Figure collection entries
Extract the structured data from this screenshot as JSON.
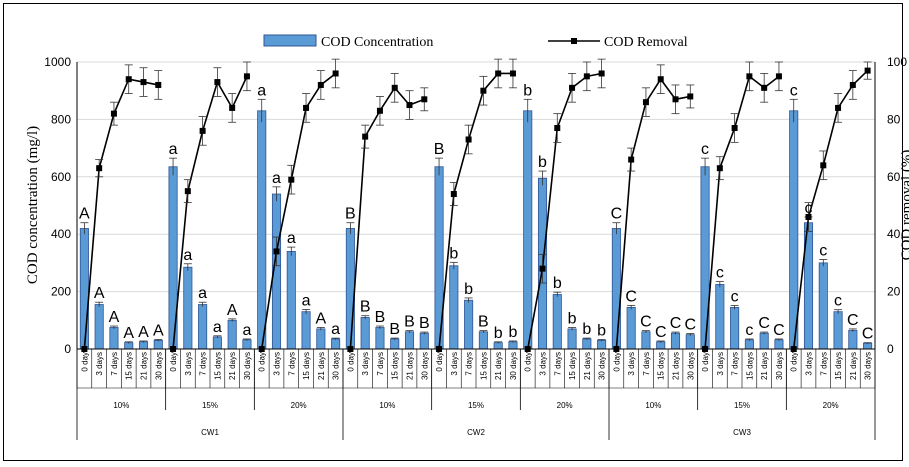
{
  "chart_data": {
    "type": "bar",
    "title": "",
    "ylabel": "COD concentration (mg/l)",
    "y2label": "COD removal (%)",
    "ylim": [
      0,
      1000
    ],
    "y2lim": [
      0,
      100
    ],
    "yticks": [
      "0",
      "200",
      "400",
      "600",
      "800",
      "1000"
    ],
    "y2ticks": [
      "0",
      "20",
      "40",
      "60",
      "80",
      "100"
    ],
    "grid": true,
    "legend_position": "top-center",
    "days": [
      "0 day",
      "3 days",
      "7 days",
      "15 days",
      "21 days",
      "30 days"
    ],
    "groups": [
      {
        "system": "CW1",
        "dose": "10%",
        "conc": [
          420,
          155,
          75,
          22,
          25,
          30
        ],
        "conc_err": [
          20,
          8,
          5,
          3,
          3,
          3
        ],
        "removal": [
          0,
          63,
          82,
          94,
          93,
          92
        ],
        "removal_err": [
          0,
          3,
          4,
          5,
          5,
          5
        ],
        "labels": [
          "A",
          "A",
          "A",
          "A",
          "A",
          "A"
        ]
      },
      {
        "system": "CW1",
        "dose": "15%",
        "conc": [
          635,
          285,
          155,
          42,
          100,
          32
        ],
        "conc_err": [
          30,
          12,
          8,
          4,
          5,
          3
        ],
        "removal": [
          0,
          55,
          76,
          93,
          84,
          95
        ],
        "removal_err": [
          0,
          4,
          5,
          5,
          5,
          5
        ],
        "labels": [
          "a",
          "a",
          "a",
          "a",
          "A",
          "a"
        ]
      },
      {
        "system": "CW1",
        "dose": "20%",
        "conc": [
          830,
          540,
          340,
          130,
          70,
          35
        ],
        "conc_err": [
          40,
          25,
          15,
          8,
          5,
          3
        ],
        "removal": [
          0,
          34,
          59,
          84,
          92,
          96
        ],
        "removal_err": [
          0,
          5,
          5,
          5,
          5,
          5
        ],
        "labels": [
          "a",
          "a",
          "a",
          "a",
          "A",
          "a"
        ]
      },
      {
        "system": "CW2",
        "dose": "10%",
        "conc": [
          420,
          110,
          75,
          35,
          60,
          55
        ],
        "conc_err": [
          20,
          6,
          5,
          3,
          4,
          4
        ],
        "removal": [
          0,
          74,
          83,
          91,
          85,
          87
        ],
        "removal_err": [
          0,
          4,
          5,
          5,
          5,
          4
        ],
        "labels": [
          "B",
          "B",
          "B",
          "B",
          "B",
          "B"
        ]
      },
      {
        "system": "CW2",
        "dose": "15%",
        "conc": [
          635,
          290,
          170,
          60,
          22,
          25
        ],
        "conc_err": [
          30,
          12,
          8,
          4,
          3,
          3
        ],
        "removal": [
          0,
          54,
          73,
          90,
          96,
          96
        ],
        "removal_err": [
          0,
          4,
          5,
          5,
          5,
          5
        ],
        "labels": [
          "B",
          "b",
          "b",
          "B",
          "b",
          "b"
        ]
      },
      {
        "system": "CW2",
        "dose": "20%",
        "conc": [
          830,
          595,
          190,
          70,
          35,
          30
        ],
        "conc_err": [
          40,
          25,
          8,
          5,
          3,
          3
        ],
        "removal": [
          0,
          28,
          77,
          91,
          95,
          96
        ],
        "removal_err": [
          0,
          5,
          5,
          5,
          5,
          5
        ],
        "labels": [
          "b",
          "b",
          "b",
          "b",
          "b",
          "b"
        ]
      },
      {
        "system": "CW3",
        "dose": "10%",
        "conc": [
          420,
          145,
          60,
          25,
          55,
          50
        ],
        "conc_err": [
          20,
          7,
          4,
          3,
          4,
          4
        ],
        "removal": [
          0,
          66,
          86,
          94,
          87,
          88
        ],
        "removal_err": [
          0,
          4,
          5,
          5,
          5,
          4
        ],
        "labels": [
          "C",
          "C",
          "C",
          "C",
          "C",
          "C"
        ]
      },
      {
        "system": "CW3",
        "dose": "15%",
        "conc": [
          635,
          225,
          145,
          32,
          55,
          32
        ],
        "conc_err": [
          30,
          10,
          7,
          3,
          4,
          3
        ],
        "removal": [
          0,
          63,
          77,
          95,
          91,
          95
        ],
        "removal_err": [
          0,
          4,
          5,
          5,
          5,
          5
        ],
        "labels": [
          "c",
          "c",
          "c",
          "c",
          "C",
          "C"
        ]
      },
      {
        "system": "CW3",
        "dose": "20%",
        "conc": [
          830,
          440,
          300,
          130,
          65,
          20
        ],
        "conc_err": [
          40,
          20,
          12,
          7,
          5,
          2
        ],
        "removal": [
          0,
          46,
          64,
          84,
          92,
          97
        ],
        "removal_err": [
          0,
          5,
          5,
          5,
          5,
          3
        ],
        "labels": [
          "c",
          "c",
          "c",
          "c",
          "C",
          "C"
        ]
      }
    ],
    "series": [
      {
        "name": "COD Concentration",
        "type": "bar",
        "axis": "left"
      },
      {
        "name": "COD Removal",
        "type": "line",
        "axis": "right"
      }
    ],
    "colors": {
      "bar": "#5b9bd5",
      "bar_stroke": "#2f5597",
      "line": "#000000",
      "grid": "#d9d9d9"
    }
  }
}
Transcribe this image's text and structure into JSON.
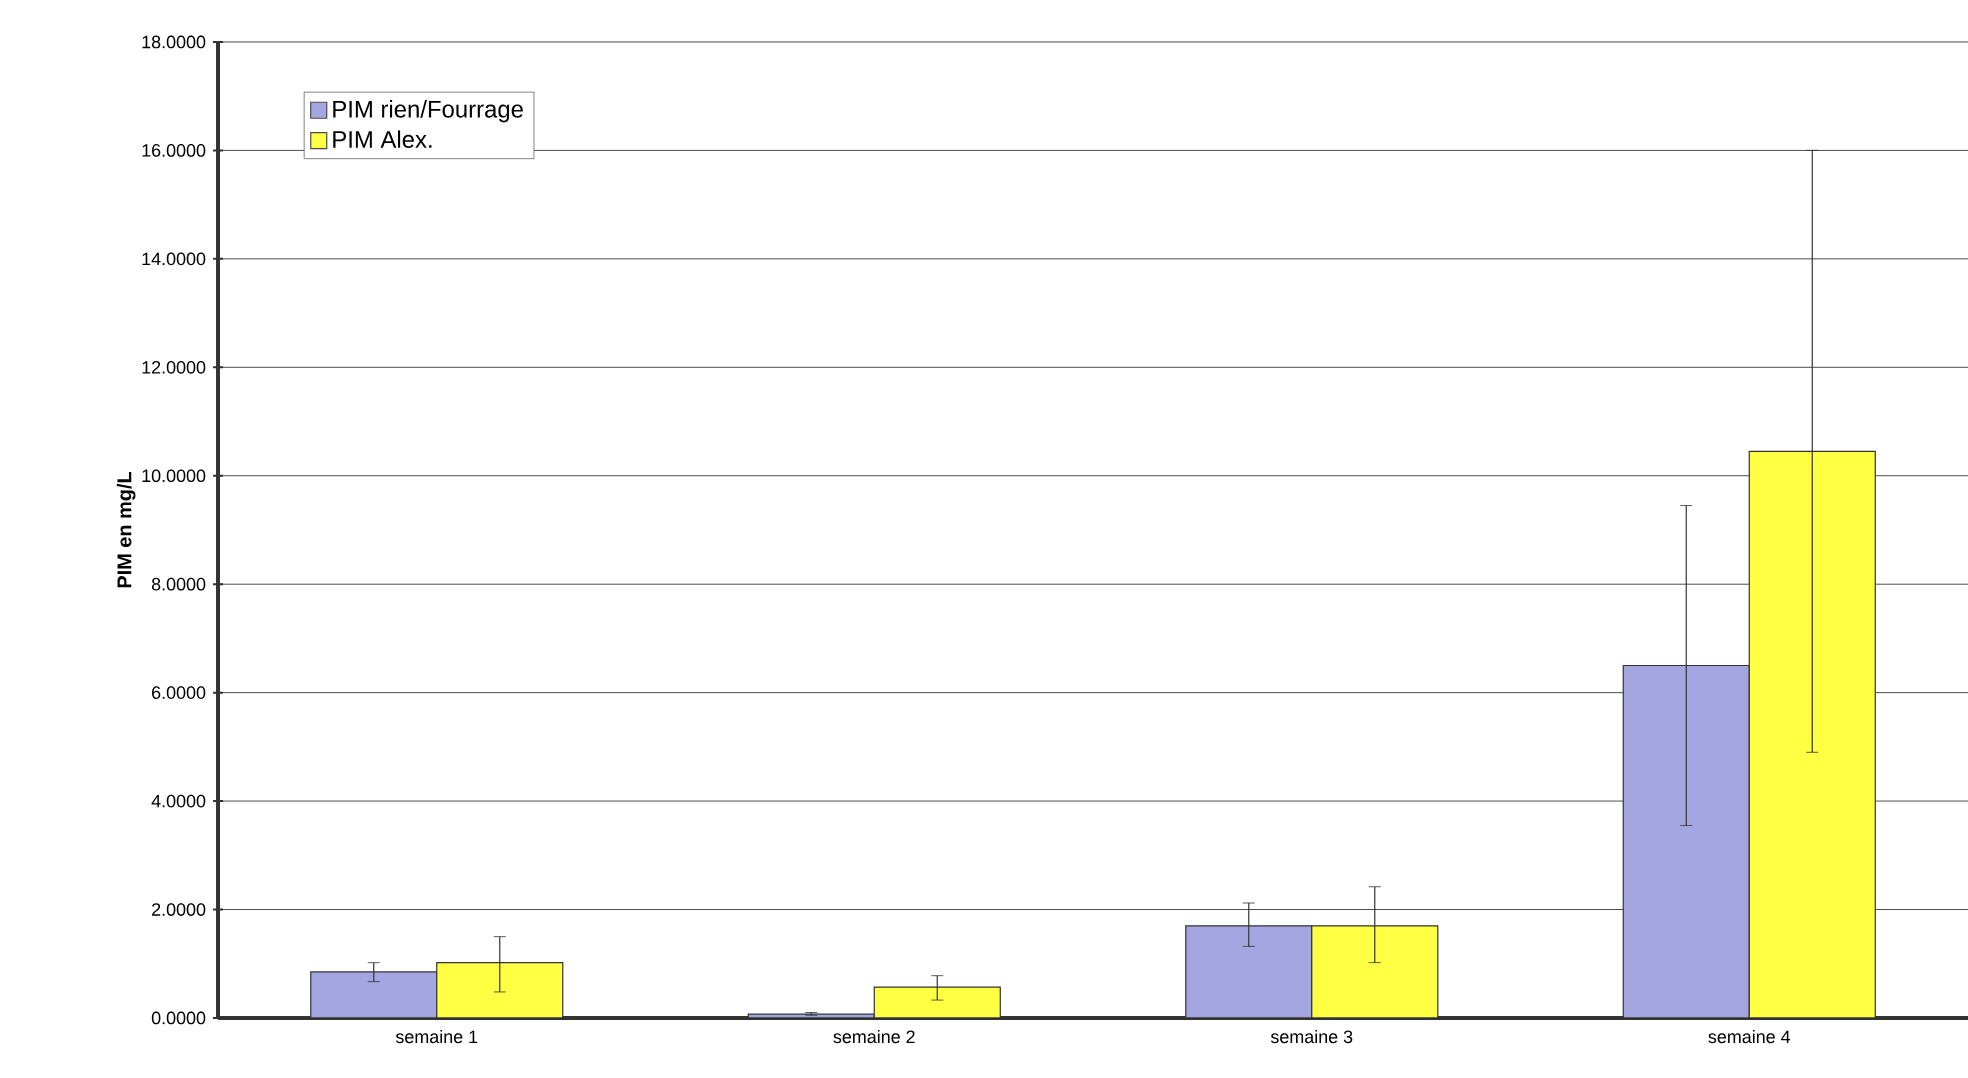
{
  "chart_data": {
    "type": "bar",
    "ylabel": "PIM en mg/L",
    "categories": [
      "semaine 1",
      "semaine 2",
      "semaine 3",
      "semaine 4"
    ],
    "series": [
      {
        "name": "PIM rien/Fourrage",
        "color": "#a4a6e2",
        "values": [
          0.85,
          0.07,
          1.7,
          6.5
        ],
        "errors": [
          [
            0.67,
            1.02
          ],
          [
            0.05,
            0.1
          ],
          [
            1.32,
            2.12
          ],
          [
            3.55,
            9.45
          ]
        ]
      },
      {
        "name": "PIM Alex.",
        "color": "#ffff44",
        "values": [
          1.02,
          0.57,
          1.7,
          10.45
        ],
        "errors": [
          [
            0.48,
            1.5
          ],
          [
            0.33,
            0.78
          ],
          [
            1.02,
            2.42
          ],
          [
            4.9,
            16.0
          ]
        ]
      }
    ],
    "ylim": [
      0,
      18
    ],
    "yticks": [
      {
        "value": 0,
        "label": "0.0000"
      },
      {
        "value": 2,
        "label": "2.0000"
      },
      {
        "value": 4,
        "label": "4.0000"
      },
      {
        "value": 6,
        "label": "6.0000"
      },
      {
        "value": 8,
        "label": "8.0000"
      },
      {
        "value": 10,
        "label": "10.0000"
      },
      {
        "value": 12,
        "label": "12.0000"
      },
      {
        "value": 14,
        "label": "14.0000"
      },
      {
        "value": 16,
        "label": "16.0000"
      },
      {
        "value": 18,
        "label": "18.0000"
      }
    ],
    "grid": "y",
    "legend": "top left"
  }
}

§ Set exercise: Copy each line exactly, and leave the pictures out of your copy.

§ Result of the task:
Extract the structured data from this screenshot as JSON.
{
  "chart_data": {
    "type": "bar",
    "title": "",
    "ylabel": "COD concentration (mg/l)",
    "y2label": "COD removal (%)",
    "ylim": [
      0,
      1000
    ],
    "y2lim": [
      0,
      100
    ],
    "yticks": [
      "0",
      "200",
      "400",
      "600",
      "800",
      "1000"
    ],
    "y2ticks": [
      "0",
      "20",
      "40",
      "60",
      "80",
      "100"
    ],
    "grid": true,
    "legend_position": "top-center",
    "days": [
      "0 day",
      "3 days",
      "7 days",
      "15 days",
      "21 days",
      "30 days"
    ],
    "groups": [
      {
        "system": "CW1",
        "dose": "10%",
        "conc": [
          420,
          155,
          75,
          22,
          25,
          30
        ],
        "conc_err": [
          20,
          8,
          5,
          3,
          3,
          3
        ],
        "removal": [
          0,
          63,
          82,
          94,
          93,
          92
        ],
        "removal_err": [
          0,
          3,
          4,
          5,
          5,
          5
        ],
        "labels": [
          "A",
          "A",
          "A",
          "A",
          "A",
          "A"
        ]
      },
      {
        "system": "CW1",
        "dose": "15%",
        "conc": [
          635,
          285,
          155,
          42,
          100,
          32
        ],
        "conc_err": [
          30,
          12,
          8,
          4,
          5,
          3
        ],
        "removal": [
          0,
          55,
          76,
          93,
          84,
          95
        ],
        "removal_err": [
          0,
          4,
          5,
          5,
          5,
          5
        ],
        "labels": [
          "a",
          "a",
          "a",
          "a",
          "A",
          "a"
        ]
      },
      {
        "system": "CW1",
        "dose": "20%",
        "conc": [
          830,
          540,
          340,
          130,
          70,
          35
        ],
        "conc_err": [
          40,
          25,
          15,
          8,
          5,
          3
        ],
        "removal": [
          0,
          34,
          59,
          84,
          92,
          96
        ],
        "removal_err": [
          0,
          5,
          5,
          5,
          5,
          5
        ],
        "labels": [
          "a",
          "a",
          "a",
          "a",
          "A",
          "a"
        ]
      },
      {
        "system": "CW2",
        "dose": "10%",
        "conc": [
          420,
          110,
          75,
          35,
          60,
          55
        ],
        "conc_err": [
          20,
          6,
          5,
          3,
          4,
          4
        ],
        "removal": [
          0,
          74,
          83,
          91,
          85,
          87
        ],
        "removal_err": [
          0,
          4,
          5,
          5,
          5,
          4
        ],
        "labels": [
          "B",
          "B",
          "B",
          "B",
          "B",
          "B"
        ]
      },
      {
        "system": "CW2",
        "dose": "15%",
        "conc": [
          635,
          290,
          170,
          60,
          22,
          25
        ],
        "conc_err": [
          30,
          12,
          8,
          4,
          3,
          3
        ],
        "removal": [
          0,
          54,
          73,
          90,
          96,
          96
        ],
        "removal_err": [
          0,
          4,
          5,
          5,
          5,
          5
        ],
        "labels": [
          "B",
          "b",
          "b",
          "B",
          "b",
          "b"
        ]
      },
      {
        "system": "CW2",
        "dose": "20%",
        "conc": [
          830,
          595,
          190,
          70,
          35,
          30
        ],
        "conc_err": [
          40,
          25,
          8,
          5,
          3,
          3
        ],
        "removal": [
          0,
          28,
          77,
          91,
          95,
          96
        ],
        "removal_err": [
          0,
          5,
          5,
          5,
          5,
          5
        ],
        "labels": [
          "b",
          "b",
          "b",
          "b",
          "b",
          "b"
        ]
      },
      {
        "system": "CW3",
        "dose": "10%",
        "conc": [
          420,
          145,
          60,
          25,
          55,
          50
        ],
        "conc_err": [
          20,
          7,
          4,
          3,
          4,
          4
        ],
        "removal": [
          0,
          66,
          86,
          94,
          87,
          88
        ],
        "removal_err": [
          0,
          4,
          5,
          5,
          5,
          4
        ],
        "labels": [
          "C",
          "C",
          "C",
          "C",
          "C",
          "C"
        ]
      },
      {
        "system": "CW3",
        "dose": "15%",
        "conc": [
          635,
          225,
          145,
          32,
          55,
          32
        ],
        "conc_err": [
          30,
          10,
          7,
          3,
          4,
          3
        ],
        "removal": [
          0,
          63,
          77,
          95,
          91,
          95
        ],
        "removal_err": [
          0,
          4,
          5,
          5,
          5,
          5
        ],
        "labels": [
          "c",
          "c",
          "c",
          "c",
          "C",
          "C"
        ]
      },
      {
        "system": "CW3",
        "dose": "20%",
        "conc": [
          830,
          440,
          300,
          130,
          65,
          20
        ],
        "conc_err": [
          40,
          20,
          12,
          7,
          5,
          2
        ],
        "removal": [
          0,
          46,
          64,
          84,
          92,
          97
        ],
        "removal_err": [
          0,
          5,
          5,
          5,
          5,
          3
        ],
        "labels": [
          "c",
          "c",
          "c",
          "c",
          "C",
          "C"
        ]
      }
    ],
    "series": [
      {
        "name": "COD Concentration",
        "type": "bar",
        "axis": "left"
      },
      {
        "name": "COD Removal",
        "type": "line",
        "axis": "right"
      }
    ],
    "colors": {
      "bar": "#5b9bd5",
      "bar_stroke": "#2f5597",
      "line": "#000000",
      "grid": "#d9d9d9"
    }
  }
}
Transcribe this image's text and structure into JSON.
{
  "chart_data": {
    "type": "bar",
    "ylabel": "PIM en mg/L",
    "categories": [
      "semaine 1",
      "semaine 2",
      "semaine 3",
      "semaine 4"
    ],
    "series": [
      {
        "name": "PIM rien/Fourrage",
        "color": "#a4a6e2",
        "values": [
          0.85,
          0.07,
          1.7,
          6.5
        ],
        "errors": [
          [
            0.67,
            1.02
          ],
          [
            0.05,
            0.1
          ],
          [
            1.32,
            2.12
          ],
          [
            3.55,
            9.45
          ]
        ]
      },
      {
        "name": "PIM Alex.",
        "color": "#ffff44",
        "values": [
          1.02,
          0.57,
          1.7,
          10.45
        ],
        "errors": [
          [
            0.48,
            1.5
          ],
          [
            0.33,
            0.78
          ],
          [
            1.02,
            2.42
          ],
          [
            4.9,
            16.0
          ]
        ]
      }
    ],
    "ylim": [
      0,
      18
    ],
    "yticks": [
      {
        "value": 0,
        "label": "0.0000"
      },
      {
        "value": 2,
        "label": "2.0000"
      },
      {
        "value": 4,
        "label": "4.0000"
      },
      {
        "value": 6,
        "label": "6.0000"
      },
      {
        "value": 8,
        "label": "8.0000"
      },
      {
        "value": 10,
        "label": "10.0000"
      },
      {
        "value": 12,
        "label": "12.0000"
      },
      {
        "value": 14,
        "label": "14.0000"
      },
      {
        "value": 16,
        "label": "16.0000"
      },
      {
        "value": 18,
        "label": "18.0000"
      }
    ],
    "grid": "y",
    "legend": "top left"
  }
}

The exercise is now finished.